*Stated task:*
Show, in full, each line of the data that contains "bottom".
........
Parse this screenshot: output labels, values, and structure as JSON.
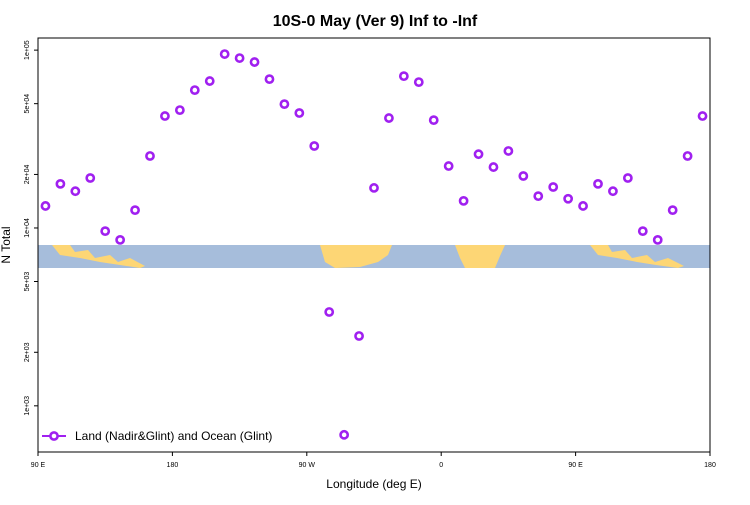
{
  "chart_data": {
    "type": "scatter",
    "title": "10S-0 May (Ver 9)   Inf to -Inf",
    "x_label": "Longitude (deg E)",
    "y_label": "N Total",
    "x": [
      95,
      105,
      115,
      125,
      135,
      145,
      155,
      165,
      175,
      185,
      195,
      205,
      215,
      225,
      235,
      245,
      255,
      265,
      275,
      285,
      295,
      305,
      315,
      325,
      335,
      345,
      355,
      365,
      375,
      385,
      395,
      405,
      415,
      425,
      435,
      445,
      455,
      465,
      475,
      485,
      495,
      505,
      515,
      525,
      535
    ],
    "series": [
      {
        "name": "Land (Nadir&Glint) and Ocean (Glint)",
        "color": "#a020f0",
        "values": [
          13300,
          17700,
          16100,
          19100,
          9600,
          8570,
          12600,
          25400,
          42600,
          46000,
          59600,
          67000,
          95000,
          90200,
          85700,
          68700,
          49700,
          44300,
          28900,
          3370,
          687,
          2470,
          16800,
          41500,
          71400,
          66100,
          40400,
          22300,
          14200,
          26000,
          22000,
          27100,
          19600,
          15100,
          17000,
          14600,
          13300,
          17700,
          16100,
          19100,
          9600,
          8570,
          12600,
          25400,
          42600
        ]
      }
    ],
    "xlim": [
      90,
      540
    ],
    "xticks": [
      {
        "value": 90,
        "label": "90 E"
      },
      {
        "value": 180,
        "label": "180"
      },
      {
        "value": 270,
        "label": "90 W"
      },
      {
        "value": 360,
        "label": "0"
      },
      {
        "value": 450,
        "label": "90 E"
      },
      {
        "value": 540,
        "label": "180"
      }
    ],
    "ylim": [
      550,
      117000
    ],
    "yticks": [
      {
        "value": 1000,
        "label": "1e+03"
      },
      {
        "value": 2000,
        "label": "2e+03"
      },
      {
        "value": 5000,
        "label": "5e+03"
      },
      {
        "value": 10000,
        "label": "1e+04"
      },
      {
        "value": 20000,
        "label": "2e+04"
      },
      {
        "value": 50000,
        "label": "5e+04"
      },
      {
        "value": 100000,
        "label": "1e+05"
      }
    ],
    "y_scale": "log",
    "legend": "bottom-left"
  }
}
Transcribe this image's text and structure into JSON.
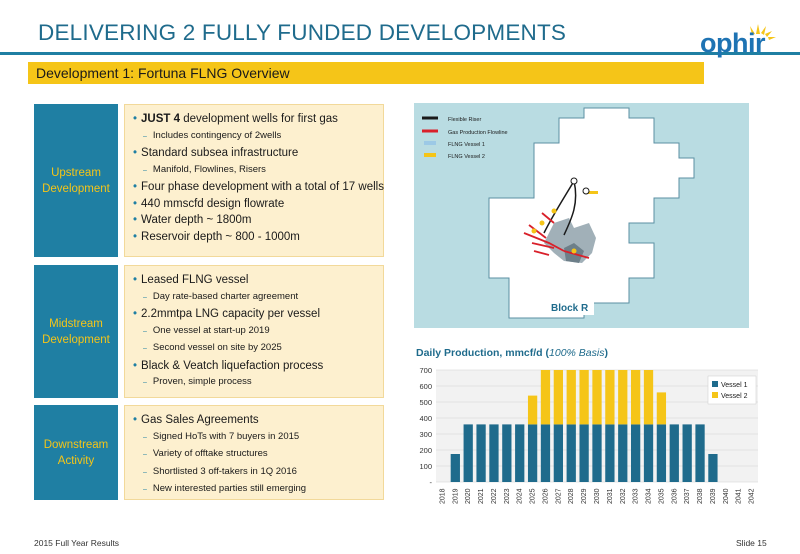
{
  "header": {
    "title": "DELIVERING 2 FULLY FUNDED DEVELOPMENTS",
    "subtitle": "Development 1: Fortuna FLNG Overview",
    "logo_text": "ophir"
  },
  "sections": [
    {
      "label_line1": "Upstream",
      "label_line2": "Development",
      "items": [
        {
          "type": "bullet",
          "bold": "JUST 4",
          "text": " development wells  for first gas"
        },
        {
          "type": "sub",
          "text": "Includes contingency of 2wells"
        },
        {
          "type": "bullet",
          "bold": "",
          "text": "Standard subsea infrastructure"
        },
        {
          "type": "sub",
          "text": "Manifold, Flowlines, Risers"
        },
        {
          "type": "bullet",
          "bold": "",
          "text": "Four phase development  with a total of 17 wells"
        },
        {
          "type": "bullet",
          "bold": "",
          "text": "440 mmscfd design flowrate"
        },
        {
          "type": "bullet",
          "bold": "",
          "text": "Water depth ~ 1800m"
        },
        {
          "type": "bullet",
          "bold": "",
          "text": "Reservoir depth ~ 800 - 1000m"
        }
      ]
    },
    {
      "label_line1": "Midstream",
      "label_line2": "Development",
      "items": [
        {
          "type": "bullet",
          "bold": "",
          "text": "Leased FLNG vessel"
        },
        {
          "type": "sub",
          "text": "Day rate-based charter agreement"
        },
        {
          "type": "bullet",
          "bold": "",
          "text": "2.2mmtpa LNG capacity per vessel"
        },
        {
          "type": "sub",
          "text": "One vessel at start-up 2019"
        },
        {
          "type": "sub",
          "text": "Second vessel on site by 2025"
        },
        {
          "type": "bullet",
          "bold": "",
          "text": "Black & Veatch liquefaction process"
        },
        {
          "type": "sub",
          "text": "Proven, simple process"
        }
      ]
    },
    {
      "label_line1": "Downstream",
      "label_line2": "Activity",
      "items": [
        {
          "type": "bullet",
          "bold": "",
          "text": "Gas Sales Agreements"
        },
        {
          "type": "sub",
          "text": "Signed HoTs with 7 buyers in 2015"
        },
        {
          "type": "sub",
          "text": "Variety of offtake structures"
        },
        {
          "type": "sub",
          "text": "Shortlisted 3 off-takers in 1Q 2016"
        },
        {
          "type": "sub",
          "text": "New interested parties still emerging"
        }
      ]
    }
  ],
  "map": {
    "legend": [
      "Flexible Riser",
      "Gas Production Flowline",
      "FLNG Vessel 1",
      "FLNG Vessel 2"
    ],
    "block_label": "Block R",
    "colors": {
      "sea": "#b9dce2",
      "block": "#ffffff",
      "riser": "#1a1a1a",
      "flowline": "#d9202a",
      "vessel1": "#9cc9e6",
      "vessel2": "#f5c518",
      "field": "#8a9ca6"
    }
  },
  "chart_title": {
    "main": "Daily Production, mmcf/d (",
    "italic": "100% Basis",
    "close": ")"
  },
  "chart_data": {
    "type": "bar",
    "stacked": true,
    "categories": [
      "2018",
      "2019",
      "2020",
      "2021",
      "2022",
      "2023",
      "2024",
      "2025",
      "2026",
      "2027",
      "2028",
      "2029",
      "2030",
      "2031",
      "2032",
      "2033",
      "2034",
      "2035",
      "2036",
      "2037",
      "2038",
      "2039",
      "2040",
      "2041",
      "2042"
    ],
    "series": [
      {
        "name": "Vessel 1",
        "color": "#1f6b8c",
        "values": [
          0,
          175,
          360,
          360,
          360,
          360,
          360,
          360,
          360,
          360,
          360,
          360,
          360,
          360,
          360,
          360,
          360,
          360,
          360,
          360,
          360,
          175,
          0,
          0,
          0
        ]
      },
      {
        "name": "Vessel 2",
        "color": "#f5c518",
        "values": [
          0,
          0,
          0,
          0,
          0,
          0,
          0,
          180,
          340,
          340,
          340,
          340,
          340,
          340,
          340,
          340,
          340,
          200,
          0,
          0,
          0,
          0,
          0,
          0,
          0
        ]
      }
    ],
    "yticks": [
      "-",
      "100",
      "200",
      "300",
      "400",
      "500",
      "600",
      "700"
    ],
    "ylim": [
      0,
      700
    ],
    "legend_position": "top-right",
    "grid": true
  },
  "footer": {
    "left": "2015 Full Year Results",
    "right": "Slide 15"
  }
}
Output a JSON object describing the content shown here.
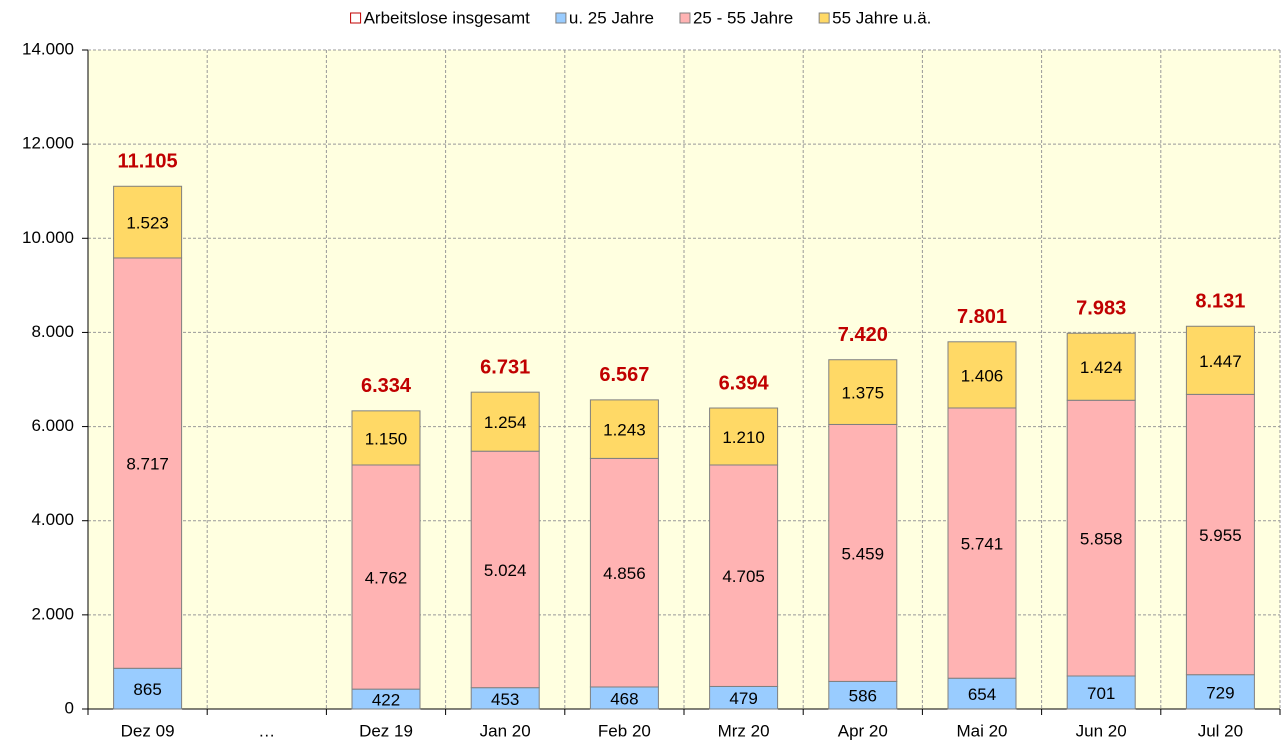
{
  "chart_data": {
    "type": "stacked_bar",
    "categories": [
      "Dez 09",
      "…",
      "Dez 19",
      "Jan 20",
      "Feb 20",
      "Mrz 20",
      "Apr 20",
      "Mai 20",
      "Jun 20",
      "Jul 20"
    ],
    "totals": {
      "name": "Arbeitslose insgesamt",
      "color": "#c00000",
      "values": [
        11105,
        null,
        6334,
        6731,
        6567,
        6394,
        7420,
        7801,
        7983,
        8131
      ],
      "value_labels": [
        "11.105",
        null,
        "6.334",
        "6.731",
        "6.567",
        "6.394",
        "7.420",
        "7.801",
        "7.983",
        "8.131"
      ]
    },
    "series": [
      {
        "name": "u. 25 Jahre",
        "color": "#99ccff",
        "values": [
          865,
          null,
          422,
          453,
          468,
          479,
          586,
          654,
          701,
          729
        ],
        "value_labels": [
          "865",
          null,
          "422",
          "453",
          "468",
          "479",
          "586",
          "654",
          "701",
          "729"
        ]
      },
      {
        "name": "25 - 55 Jahre",
        "color": "#ffb3b3",
        "values": [
          8717,
          null,
          4762,
          5024,
          4856,
          4705,
          5459,
          5741,
          5858,
          5955
        ],
        "value_labels": [
          "8.717",
          null,
          "4.762",
          "5.024",
          "4.856",
          "4.705",
          "5.459",
          "5.741",
          "5.858",
          "5.955"
        ]
      },
      {
        "name": "55 Jahre u.ä.",
        "color": "#ffd966",
        "values": [
          1523,
          null,
          1150,
          1254,
          1243,
          1210,
          1375,
          1406,
          1424,
          1447
        ],
        "value_labels": [
          "1.523",
          null,
          "1.150",
          "1.254",
          "1.243",
          "1.210",
          "1.375",
          "1.406",
          "1.424",
          "1.447"
        ]
      }
    ],
    "ylim": [
      0,
      14000
    ],
    "yticks": [
      {
        "value": 0,
        "label": "0"
      },
      {
        "value": 2000,
        "label": "2.000"
      },
      {
        "value": 4000,
        "label": "4.000"
      },
      {
        "value": 6000,
        "label": "6.000"
      },
      {
        "value": 8000,
        "label": "8.000"
      },
      {
        "value": 10000,
        "label": "10.000"
      },
      {
        "value": 12000,
        "label": "12.000"
      },
      {
        "value": 14000,
        "label": "14.000"
      }
    ],
    "grid": true
  }
}
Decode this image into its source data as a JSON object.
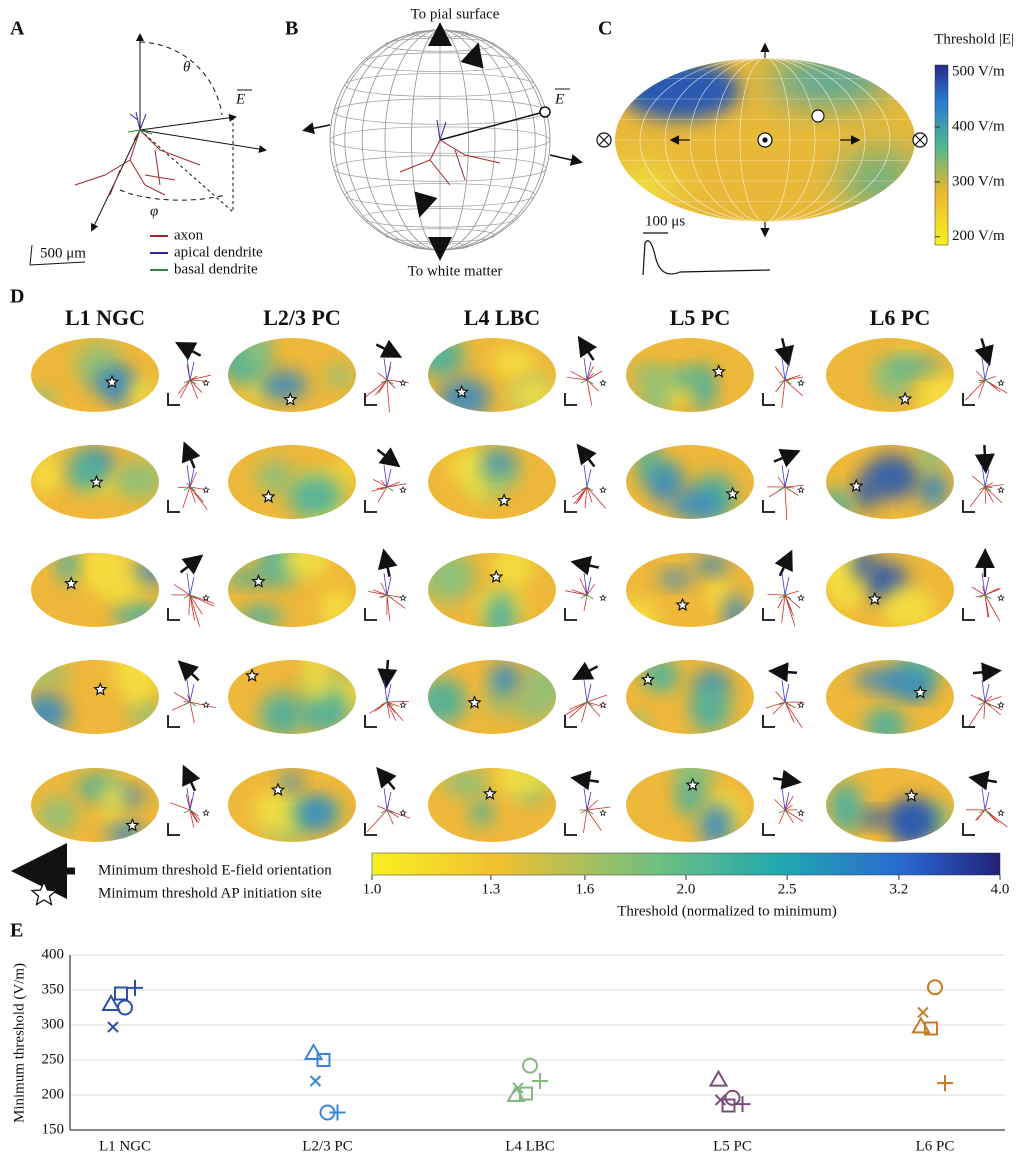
{
  "panel_labels": [
    "A",
    "B",
    "C",
    "D",
    "E"
  ],
  "panel_a": {
    "theta": "θ",
    "e_field": "E",
    "phi": "φ",
    "scale_bar": "500 μm",
    "legend": [
      {
        "name": "axon",
        "color": "#a0282a"
      },
      {
        "name": "apical dendrite",
        "color": "#2a2a9a"
      },
      {
        "name": "basal dendrite",
        "color": "#2a8a3a"
      }
    ]
  },
  "panel_b": {
    "top": "To pial surface",
    "bottom": "To white matter",
    "e_field": "E"
  },
  "panel_c": {
    "colorbar_title": "Threshold |E|",
    "colorbar_lim": [
      185,
      513
    ],
    "colorbar_ticks": [
      {
        "value": 500,
        "label": "500 V/m"
      },
      {
        "value": 400,
        "label": "400 V/m"
      },
      {
        "value": 300,
        "label": "300 V/m"
      },
      {
        "value": 200,
        "label": "200 V/m"
      }
    ],
    "time_scale": "100 μs"
  },
  "panel_d": {
    "columns": [
      "L1 NGC",
      "L2/3 PC",
      "L4 LBC",
      "L5 PC",
      "L6 PC"
    ],
    "colorbar_title": "Threshold (normalized to minimum)",
    "colorbar_lim": [
      1,
      4
    ],
    "colorbar_log": true,
    "colorbar_ticks": [
      {
        "value": 1,
        "label": "1.0"
      },
      1.3,
      1.6,
      {
        "value": 2,
        "label": "2.0"
      },
      2.5,
      3.2,
      {
        "value": 4,
        "label": "4.0"
      }
    ],
    "legend": [
      "Minimum threshold E-field orientation",
      "Minimum threshold AP initiation site"
    ]
  },
  "chart_data": {
    "type": "scatter",
    "y_label": "Minimum threshold (V/m)",
    "categories": [
      "L1 NGC",
      "L2/3 PC",
      "L4 LBC",
      "L5 PC",
      "L6 PC"
    ],
    "markers": [
      "triangle",
      "square",
      "plus",
      "circle",
      "x"
    ],
    "series": [
      {
        "color": "#2a4fa8",
        "values": [
          330,
          345,
          353,
          325,
          297
        ]
      },
      {
        "color": "#3a86d6",
        "values": [
          260,
          250,
          175,
          175,
          220
        ]
      },
      {
        "color": "#84b87e",
        "values": [
          200,
          202,
          220,
          242,
          210
        ]
      },
      {
        "color": "#7a4e78",
        "values": [
          222,
          185,
          187,
          196,
          193
        ]
      },
      {
        "color": "#c47a28",
        "values": [
          298,
          295,
          217,
          354,
          318
        ]
      }
    ],
    "ylim": [
      150,
      400
    ],
    "yticks": [
      150,
      200,
      250,
      300,
      350,
      400
    ],
    "grid": true
  }
}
........
*Reply to the exercise:*
    "legend": "bottom-left"
    "bottom": "To white matter",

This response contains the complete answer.